[Dataset entries]
---+---
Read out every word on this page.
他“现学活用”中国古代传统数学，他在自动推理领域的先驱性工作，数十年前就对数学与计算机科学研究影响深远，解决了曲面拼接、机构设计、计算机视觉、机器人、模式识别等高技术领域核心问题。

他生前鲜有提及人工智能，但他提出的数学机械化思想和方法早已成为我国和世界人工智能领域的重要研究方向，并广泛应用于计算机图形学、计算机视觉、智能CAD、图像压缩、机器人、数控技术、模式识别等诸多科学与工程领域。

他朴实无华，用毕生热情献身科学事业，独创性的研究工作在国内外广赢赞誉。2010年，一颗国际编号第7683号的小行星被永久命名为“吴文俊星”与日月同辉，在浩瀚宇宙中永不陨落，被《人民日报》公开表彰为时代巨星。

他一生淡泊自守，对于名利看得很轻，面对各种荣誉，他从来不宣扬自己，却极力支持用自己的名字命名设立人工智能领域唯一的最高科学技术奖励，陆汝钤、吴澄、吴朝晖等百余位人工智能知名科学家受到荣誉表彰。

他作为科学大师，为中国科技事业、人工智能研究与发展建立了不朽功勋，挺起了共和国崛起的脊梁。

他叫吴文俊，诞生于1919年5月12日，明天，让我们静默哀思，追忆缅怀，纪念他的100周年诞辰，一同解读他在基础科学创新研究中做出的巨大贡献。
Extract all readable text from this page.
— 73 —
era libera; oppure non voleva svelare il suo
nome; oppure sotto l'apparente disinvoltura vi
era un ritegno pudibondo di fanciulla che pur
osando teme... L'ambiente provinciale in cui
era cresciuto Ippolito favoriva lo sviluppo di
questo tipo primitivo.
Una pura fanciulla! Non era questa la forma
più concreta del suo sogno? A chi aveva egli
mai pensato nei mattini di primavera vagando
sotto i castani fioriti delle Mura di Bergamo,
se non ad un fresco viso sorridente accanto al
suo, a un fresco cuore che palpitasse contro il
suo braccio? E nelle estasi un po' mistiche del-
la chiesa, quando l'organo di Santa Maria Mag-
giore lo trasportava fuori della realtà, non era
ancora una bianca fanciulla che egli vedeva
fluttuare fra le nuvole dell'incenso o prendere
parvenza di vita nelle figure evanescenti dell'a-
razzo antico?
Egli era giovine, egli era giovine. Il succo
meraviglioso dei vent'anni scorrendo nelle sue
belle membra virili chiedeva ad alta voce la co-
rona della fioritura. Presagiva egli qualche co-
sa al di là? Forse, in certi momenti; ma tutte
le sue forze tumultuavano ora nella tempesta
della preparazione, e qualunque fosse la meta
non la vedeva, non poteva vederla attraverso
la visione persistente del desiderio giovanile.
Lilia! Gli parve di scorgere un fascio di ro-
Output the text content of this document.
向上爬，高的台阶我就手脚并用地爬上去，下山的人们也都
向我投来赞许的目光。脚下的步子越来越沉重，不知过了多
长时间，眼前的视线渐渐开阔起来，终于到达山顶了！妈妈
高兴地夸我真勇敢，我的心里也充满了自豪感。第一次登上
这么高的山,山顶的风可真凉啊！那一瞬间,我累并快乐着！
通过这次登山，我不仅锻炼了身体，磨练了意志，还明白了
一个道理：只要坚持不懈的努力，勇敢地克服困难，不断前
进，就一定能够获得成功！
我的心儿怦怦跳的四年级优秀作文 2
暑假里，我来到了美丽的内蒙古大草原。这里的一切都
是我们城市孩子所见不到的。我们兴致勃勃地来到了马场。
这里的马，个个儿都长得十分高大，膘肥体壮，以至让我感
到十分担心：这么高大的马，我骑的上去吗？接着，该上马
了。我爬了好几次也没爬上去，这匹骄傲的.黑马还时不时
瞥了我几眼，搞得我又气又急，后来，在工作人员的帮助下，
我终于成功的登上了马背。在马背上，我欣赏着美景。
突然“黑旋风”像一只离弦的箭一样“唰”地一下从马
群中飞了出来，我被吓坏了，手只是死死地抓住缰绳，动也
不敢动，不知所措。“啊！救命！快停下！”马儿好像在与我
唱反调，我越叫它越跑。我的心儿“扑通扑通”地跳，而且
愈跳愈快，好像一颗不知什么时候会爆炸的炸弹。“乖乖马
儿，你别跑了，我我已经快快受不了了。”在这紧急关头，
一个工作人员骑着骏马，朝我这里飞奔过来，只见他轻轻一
---+---
» **What needs to be done**: All lines from the line containing "Output the text content of this document." through the end of the listing above are to be duplicated exactly; include both ends and nothing further.

» **The answer**:
Output the text content of this document.
向上爬，高的台阶我就手脚并用地爬上去，下山的人们也都
向我投来赞许的目光。脚下的步子越来越沉重，不知过了多
长时间，眼前的视线渐渐开阔起来，终于到达山顶了！妈妈
高兴地夸我真勇敢，我的心里也充满了自豪感。第一次登上
这么高的山,山顶的风可真凉啊！那一瞬间,我累并快乐着！
通过这次登山，我不仅锻炼了身体，磨练了意志，还明白了
一个道理：只要坚持不懈的努力，勇敢地克服困难，不断前
进，就一定能够获得成功！
我的心儿怦怦跳的四年级优秀作文 2
暑假里，我来到了美丽的内蒙古大草原。这里的一切都
是我们城市孩子所见不到的。我们兴致勃勃地来到了马场。
这里的马，个个儿都长得十分高大，膘肥体壮，以至让我感
到十分担心：这么高大的马，我骑的上去吗？接着，该上马
了。我爬了好几次也没爬上去，这匹骄傲的.黑马还时不时
瞥了我几眼，搞得我又气又急，后来，在工作人员的帮助下，
我终于成功的登上了马背。在马背上，我欣赏着美景。
突然“黑旋风”像一只离弦的箭一样“唰”地一下从马
群中飞了出来，我被吓坏了，手只是死死地抓住缰绳，动也
不敢动，不知所措。“啊！救命！快停下！”马儿好像在与我
唱反调，我越叫它越跑。我的心儿“扑通扑通”地跳，而且
愈跳愈快，好像一颗不知什么时候会爆炸的炸弹。“乖乖马
儿，你别跑了，我我已经快快受不了了。”在这紧急关头，
一个工作人员骑着骏马，朝我这里飞奔过来，只见他轻轻一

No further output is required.